_MATERIAL SHOWN_

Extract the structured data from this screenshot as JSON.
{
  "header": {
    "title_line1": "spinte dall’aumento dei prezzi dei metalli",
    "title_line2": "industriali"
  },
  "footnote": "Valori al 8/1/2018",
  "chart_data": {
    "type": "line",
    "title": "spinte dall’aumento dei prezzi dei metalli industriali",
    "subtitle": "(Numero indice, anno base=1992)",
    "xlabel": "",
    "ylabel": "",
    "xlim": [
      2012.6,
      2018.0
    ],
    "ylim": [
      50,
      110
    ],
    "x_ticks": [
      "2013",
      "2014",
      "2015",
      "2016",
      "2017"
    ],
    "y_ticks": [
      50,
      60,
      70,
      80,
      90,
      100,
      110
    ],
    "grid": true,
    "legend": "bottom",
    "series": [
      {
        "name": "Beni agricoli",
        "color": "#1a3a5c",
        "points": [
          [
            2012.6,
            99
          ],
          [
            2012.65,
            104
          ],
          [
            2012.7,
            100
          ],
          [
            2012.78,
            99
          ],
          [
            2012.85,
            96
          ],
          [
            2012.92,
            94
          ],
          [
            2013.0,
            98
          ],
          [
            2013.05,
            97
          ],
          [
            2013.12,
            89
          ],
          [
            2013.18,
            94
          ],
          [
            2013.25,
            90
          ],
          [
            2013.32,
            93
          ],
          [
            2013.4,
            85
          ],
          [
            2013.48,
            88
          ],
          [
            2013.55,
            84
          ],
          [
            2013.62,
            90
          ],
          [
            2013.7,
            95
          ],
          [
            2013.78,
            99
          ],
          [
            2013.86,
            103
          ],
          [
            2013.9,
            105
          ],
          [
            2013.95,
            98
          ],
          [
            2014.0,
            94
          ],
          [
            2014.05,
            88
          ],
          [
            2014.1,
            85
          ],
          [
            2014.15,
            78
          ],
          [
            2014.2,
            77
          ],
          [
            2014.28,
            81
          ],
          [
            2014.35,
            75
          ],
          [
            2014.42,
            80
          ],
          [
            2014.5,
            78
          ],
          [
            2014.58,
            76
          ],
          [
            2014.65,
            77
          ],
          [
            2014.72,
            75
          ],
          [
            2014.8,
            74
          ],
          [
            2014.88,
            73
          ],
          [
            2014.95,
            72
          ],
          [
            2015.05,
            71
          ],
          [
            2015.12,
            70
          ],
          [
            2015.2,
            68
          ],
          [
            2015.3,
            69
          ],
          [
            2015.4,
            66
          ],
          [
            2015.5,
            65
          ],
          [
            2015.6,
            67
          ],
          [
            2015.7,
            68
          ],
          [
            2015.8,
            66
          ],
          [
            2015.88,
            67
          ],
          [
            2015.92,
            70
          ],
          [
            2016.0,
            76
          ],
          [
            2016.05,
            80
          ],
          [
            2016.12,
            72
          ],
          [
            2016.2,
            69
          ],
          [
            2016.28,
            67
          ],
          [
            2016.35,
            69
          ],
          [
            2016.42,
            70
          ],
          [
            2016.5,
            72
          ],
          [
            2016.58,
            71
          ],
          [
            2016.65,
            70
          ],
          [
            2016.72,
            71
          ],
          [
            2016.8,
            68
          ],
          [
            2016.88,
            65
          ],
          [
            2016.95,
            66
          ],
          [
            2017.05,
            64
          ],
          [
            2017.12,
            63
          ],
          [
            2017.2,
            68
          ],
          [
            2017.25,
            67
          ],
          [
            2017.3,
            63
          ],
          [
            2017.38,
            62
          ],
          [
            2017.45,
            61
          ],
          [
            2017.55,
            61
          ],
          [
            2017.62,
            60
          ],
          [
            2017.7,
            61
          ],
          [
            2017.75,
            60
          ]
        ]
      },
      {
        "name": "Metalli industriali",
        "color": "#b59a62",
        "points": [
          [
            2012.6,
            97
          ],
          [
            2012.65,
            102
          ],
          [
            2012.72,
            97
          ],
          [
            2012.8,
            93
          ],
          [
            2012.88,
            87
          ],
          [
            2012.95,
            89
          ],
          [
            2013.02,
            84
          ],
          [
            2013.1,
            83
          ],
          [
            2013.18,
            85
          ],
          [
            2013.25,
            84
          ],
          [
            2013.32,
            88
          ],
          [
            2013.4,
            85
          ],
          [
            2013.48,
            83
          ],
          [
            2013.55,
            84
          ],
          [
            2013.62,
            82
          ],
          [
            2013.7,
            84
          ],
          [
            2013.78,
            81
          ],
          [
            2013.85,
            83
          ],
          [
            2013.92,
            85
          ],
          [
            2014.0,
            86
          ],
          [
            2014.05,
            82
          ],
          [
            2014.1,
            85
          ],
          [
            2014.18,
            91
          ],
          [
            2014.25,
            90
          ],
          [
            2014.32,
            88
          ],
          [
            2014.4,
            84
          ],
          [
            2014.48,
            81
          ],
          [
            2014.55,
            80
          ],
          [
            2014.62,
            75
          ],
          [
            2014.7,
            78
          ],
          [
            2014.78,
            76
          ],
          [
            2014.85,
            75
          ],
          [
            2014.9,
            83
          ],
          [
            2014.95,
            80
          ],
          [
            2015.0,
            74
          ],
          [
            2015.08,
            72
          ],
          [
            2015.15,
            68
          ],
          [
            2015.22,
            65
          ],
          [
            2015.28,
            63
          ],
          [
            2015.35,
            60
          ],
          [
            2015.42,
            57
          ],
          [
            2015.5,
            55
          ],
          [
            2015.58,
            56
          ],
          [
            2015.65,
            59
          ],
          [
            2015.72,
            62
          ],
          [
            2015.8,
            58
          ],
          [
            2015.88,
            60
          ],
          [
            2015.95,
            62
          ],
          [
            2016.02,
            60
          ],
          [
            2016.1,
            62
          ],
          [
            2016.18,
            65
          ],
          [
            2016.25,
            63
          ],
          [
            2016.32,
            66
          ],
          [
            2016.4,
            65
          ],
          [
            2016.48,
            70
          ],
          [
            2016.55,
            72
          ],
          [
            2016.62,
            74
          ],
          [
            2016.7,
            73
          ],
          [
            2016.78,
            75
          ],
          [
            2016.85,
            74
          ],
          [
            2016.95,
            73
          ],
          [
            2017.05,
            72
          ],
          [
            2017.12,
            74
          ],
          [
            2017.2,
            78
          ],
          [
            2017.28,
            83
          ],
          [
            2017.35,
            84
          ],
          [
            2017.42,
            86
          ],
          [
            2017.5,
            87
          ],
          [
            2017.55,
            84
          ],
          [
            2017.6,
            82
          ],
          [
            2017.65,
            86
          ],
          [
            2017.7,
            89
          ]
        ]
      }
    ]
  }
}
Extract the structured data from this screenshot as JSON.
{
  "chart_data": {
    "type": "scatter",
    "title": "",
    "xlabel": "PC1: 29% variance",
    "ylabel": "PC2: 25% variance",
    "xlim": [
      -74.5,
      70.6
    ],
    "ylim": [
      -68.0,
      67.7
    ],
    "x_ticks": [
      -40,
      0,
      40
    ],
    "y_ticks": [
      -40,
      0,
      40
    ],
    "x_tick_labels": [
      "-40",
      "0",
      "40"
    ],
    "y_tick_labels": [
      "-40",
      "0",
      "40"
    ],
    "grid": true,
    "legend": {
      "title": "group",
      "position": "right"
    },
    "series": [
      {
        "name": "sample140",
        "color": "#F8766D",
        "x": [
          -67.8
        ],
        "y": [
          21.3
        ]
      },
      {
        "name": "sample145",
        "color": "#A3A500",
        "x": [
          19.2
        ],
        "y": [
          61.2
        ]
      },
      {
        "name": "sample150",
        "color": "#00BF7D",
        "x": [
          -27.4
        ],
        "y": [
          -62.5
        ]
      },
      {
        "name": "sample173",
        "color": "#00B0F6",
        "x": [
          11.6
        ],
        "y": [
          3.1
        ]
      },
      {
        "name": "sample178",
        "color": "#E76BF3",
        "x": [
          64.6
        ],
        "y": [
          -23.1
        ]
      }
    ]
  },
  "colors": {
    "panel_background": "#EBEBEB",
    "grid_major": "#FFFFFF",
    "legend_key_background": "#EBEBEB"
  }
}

_BRIEF_
Copy each line from the records above that includes the string "spinte".

_REPLY TO THE EXERCISE_
    "title_line1": "spinte dall’aumento dei prezzi dei metalli",
    "title": "spinte dall’aumento dei prezzi dei metalli industriali",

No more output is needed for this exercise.